(Saved data entries)
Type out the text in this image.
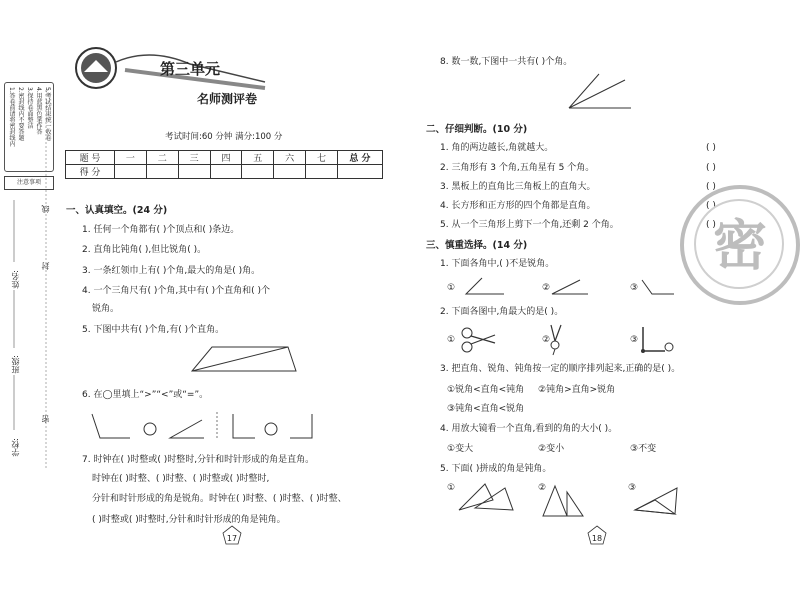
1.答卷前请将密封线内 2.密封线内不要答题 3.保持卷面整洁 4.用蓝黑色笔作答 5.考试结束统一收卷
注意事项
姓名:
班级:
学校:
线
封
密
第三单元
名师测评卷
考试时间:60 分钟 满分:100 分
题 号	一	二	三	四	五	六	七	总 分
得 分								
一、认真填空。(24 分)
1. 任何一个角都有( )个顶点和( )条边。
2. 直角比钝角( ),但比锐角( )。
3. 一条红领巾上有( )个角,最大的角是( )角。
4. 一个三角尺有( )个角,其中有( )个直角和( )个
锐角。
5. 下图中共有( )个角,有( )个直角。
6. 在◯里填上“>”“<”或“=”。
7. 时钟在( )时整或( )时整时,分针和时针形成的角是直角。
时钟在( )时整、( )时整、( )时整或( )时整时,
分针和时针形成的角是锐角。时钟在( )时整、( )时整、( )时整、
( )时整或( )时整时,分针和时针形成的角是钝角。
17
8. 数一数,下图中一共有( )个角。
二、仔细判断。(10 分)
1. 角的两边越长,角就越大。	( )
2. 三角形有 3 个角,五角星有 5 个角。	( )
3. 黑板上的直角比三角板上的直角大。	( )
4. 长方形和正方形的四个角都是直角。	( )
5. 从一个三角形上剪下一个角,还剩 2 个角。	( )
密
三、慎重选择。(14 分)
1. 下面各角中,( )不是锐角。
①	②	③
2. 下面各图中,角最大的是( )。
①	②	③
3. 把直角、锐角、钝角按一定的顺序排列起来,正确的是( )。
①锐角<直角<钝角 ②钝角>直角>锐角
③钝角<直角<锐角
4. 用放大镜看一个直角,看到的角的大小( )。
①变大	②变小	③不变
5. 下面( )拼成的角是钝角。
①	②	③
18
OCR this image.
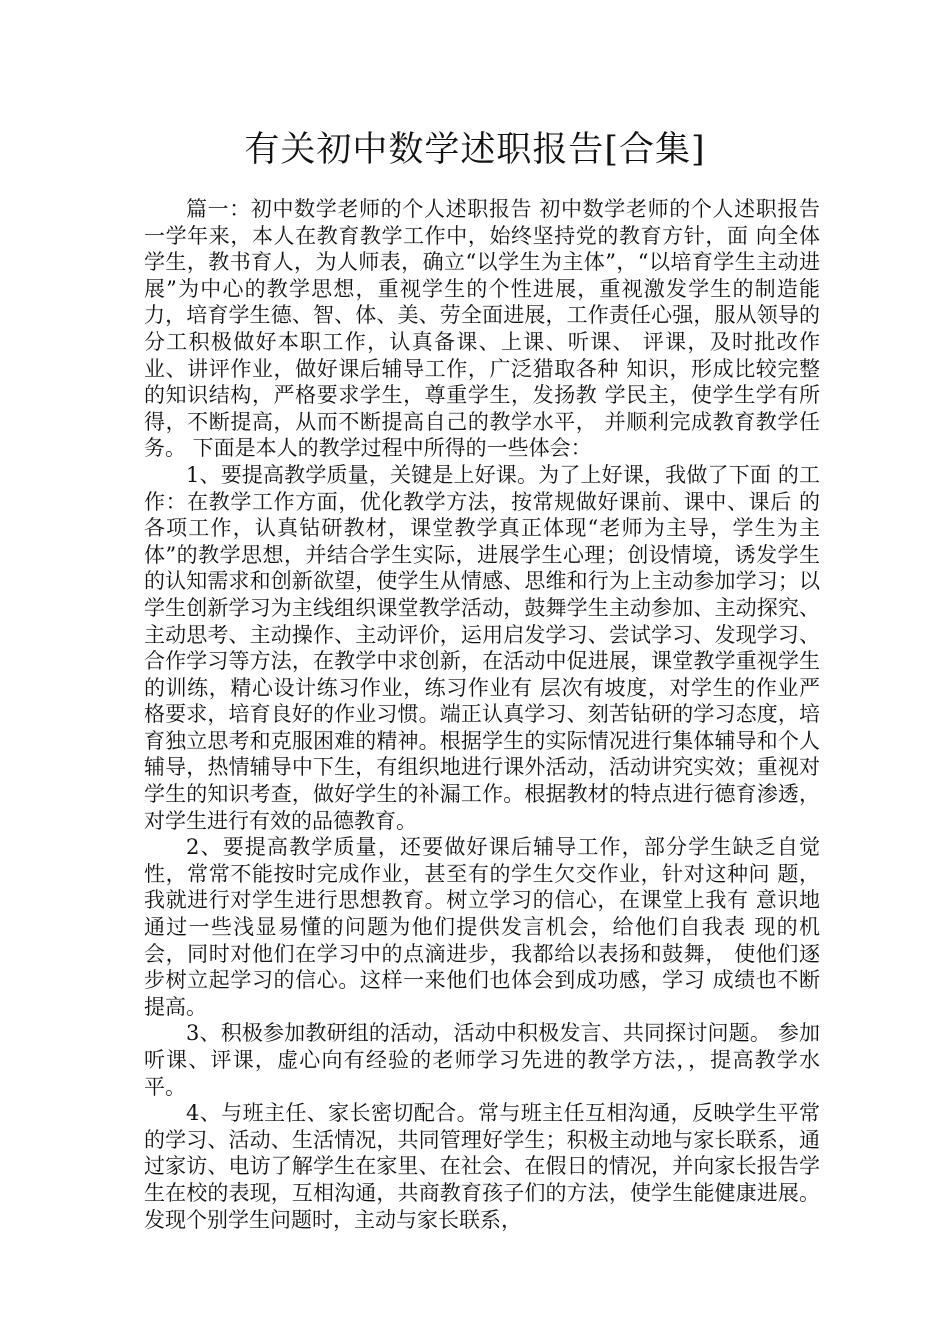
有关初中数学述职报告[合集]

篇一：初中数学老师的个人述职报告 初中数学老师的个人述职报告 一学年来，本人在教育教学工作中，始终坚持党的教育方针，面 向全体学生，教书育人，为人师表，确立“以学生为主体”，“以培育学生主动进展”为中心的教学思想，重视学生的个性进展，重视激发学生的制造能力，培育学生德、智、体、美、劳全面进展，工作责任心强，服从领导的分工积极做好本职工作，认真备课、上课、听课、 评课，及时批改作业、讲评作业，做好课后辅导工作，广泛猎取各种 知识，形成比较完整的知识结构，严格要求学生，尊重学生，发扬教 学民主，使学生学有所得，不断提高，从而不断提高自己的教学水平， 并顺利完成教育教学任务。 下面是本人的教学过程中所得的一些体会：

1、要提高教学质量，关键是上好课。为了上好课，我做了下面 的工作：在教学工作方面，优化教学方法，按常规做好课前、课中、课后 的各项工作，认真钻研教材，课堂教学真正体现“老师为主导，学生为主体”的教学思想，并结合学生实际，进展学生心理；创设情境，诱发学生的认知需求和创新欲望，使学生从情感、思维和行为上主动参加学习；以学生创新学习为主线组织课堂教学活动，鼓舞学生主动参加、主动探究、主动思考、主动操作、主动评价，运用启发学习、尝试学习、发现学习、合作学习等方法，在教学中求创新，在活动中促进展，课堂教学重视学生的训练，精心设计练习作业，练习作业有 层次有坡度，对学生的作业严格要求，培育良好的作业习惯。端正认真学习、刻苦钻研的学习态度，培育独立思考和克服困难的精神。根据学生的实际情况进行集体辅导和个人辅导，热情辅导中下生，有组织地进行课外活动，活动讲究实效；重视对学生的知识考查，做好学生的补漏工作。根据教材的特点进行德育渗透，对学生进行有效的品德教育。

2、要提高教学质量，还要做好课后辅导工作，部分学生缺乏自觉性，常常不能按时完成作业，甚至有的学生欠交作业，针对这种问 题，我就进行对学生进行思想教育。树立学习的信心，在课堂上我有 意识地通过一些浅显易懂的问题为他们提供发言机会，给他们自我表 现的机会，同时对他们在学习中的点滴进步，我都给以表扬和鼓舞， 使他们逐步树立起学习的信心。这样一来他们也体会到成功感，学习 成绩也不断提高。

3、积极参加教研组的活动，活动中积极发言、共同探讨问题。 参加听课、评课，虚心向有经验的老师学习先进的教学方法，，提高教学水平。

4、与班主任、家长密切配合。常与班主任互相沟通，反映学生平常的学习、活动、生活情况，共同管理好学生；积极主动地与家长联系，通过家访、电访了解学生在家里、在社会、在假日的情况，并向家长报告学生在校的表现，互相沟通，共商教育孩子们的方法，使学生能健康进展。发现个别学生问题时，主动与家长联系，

(What you have to do)
Consider the entries above and return each line with the string "image".

(Solution to the exercise)
Type out the text in this image.
OCR this image.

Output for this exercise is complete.